If a matrix $A$ is self-adjoint/skew-self-adjoint with respect to a symmetric bilinear form, then it is diagonalizable.

True for matrices over $\mathbb{R}$, with respect to a positive definite inner product.

False over other fields. For example, over $\mathbb{C}$, $\left( \begin{smallmatrix} 1 & i \\ i & -1 \end{smallmatrix} \right)$ and $\left( \begin{smallmatrix} 0 & 1 & i \\ -1 & 0 & 0 \\ -i & 0 & 0 \end{smallmatrix} \right)$ are nilpotent, but self-adjoint and skew self-adjoint respectively with respect to the standard inner product.
———
■ Set task 1 ■
Turn the paragraph of the text on diagonalizable matrices that begins "False over other fields" into a short bulleted list that keeps its main facts.
■ Set task 2 ■
Write the next part of the text on diagonalizable matrices, picking up after its last sentence.
The data that comes next is separate from the text on diagonalizable matrices.

■ Data section ■
———
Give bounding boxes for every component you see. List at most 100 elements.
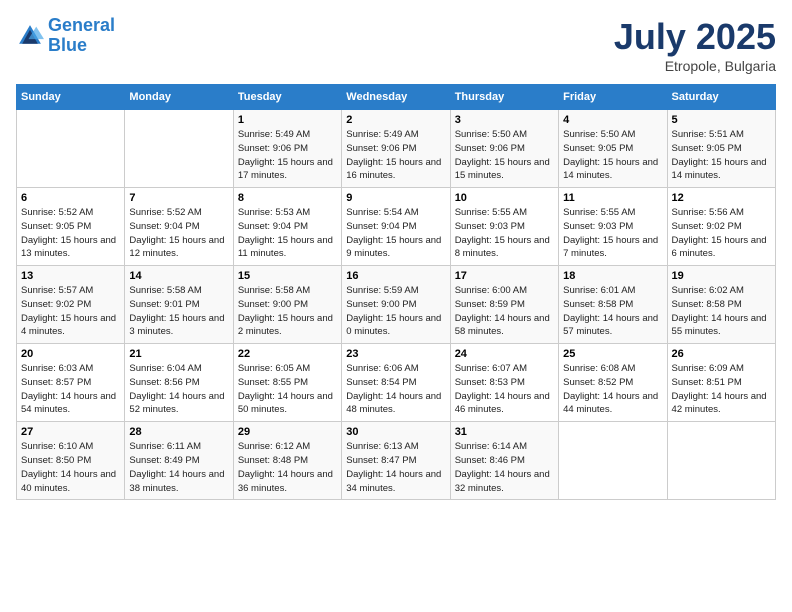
———
■ Task answer 1 ■
- The claim is false over other fields.
- Over $\mathbb{C}$, $\left( \begin{smallmatrix} 1 & i \\ i & -1 \end{smallmatrix} \right)$ is nilpotent but self-adjoint with respect to the standard inner product.
- Over $\mathbb{C}$, $\left( \begin{smallmatrix} 0 & 1 & i \\ -1 & 0 & 0 \\ -i & 0 & 0 \end{smallmatrix} \right)$ is nilpotent but skew self-adjoint with respect to the standard inner product.

■ Task answer 2 ■
False for other nondegenerate symmetric bilinear forms: $\left( \begin{smallmatrix} 1 & 1 \\ -1 & -1 \end{smallmatrix} \right)$ and $\left( \begin{smallmatrix} 0 & -1 & -1 \\ 1 & 0 & 0 \\ -1 & 0 & 0 \end{smallmatrix} \right)$ are nilpotent, but self-adjoint and skew self-adjoint respectively with respect to $\left( \begin{smallmatrix} 1 & 0 \\ 0 & -1 \end{smallmatrix} \right)$ and $\left( \begin{smallmatrix} 1 & 0 & 0 \\ 0 & 1 & 0 \\ 0 & 0 & -1 \end{smallmatrix} \right)$.

You can exponentiate the skew-self-adjoint matrices to get examples of matrices preserving a nondegenerate symmetric bilinear form, with Jordan blocks of the form $\left( \begin{smallmatrix} 1 & 1 \\ 0 & 1 \end{smallmatrix} \right)$.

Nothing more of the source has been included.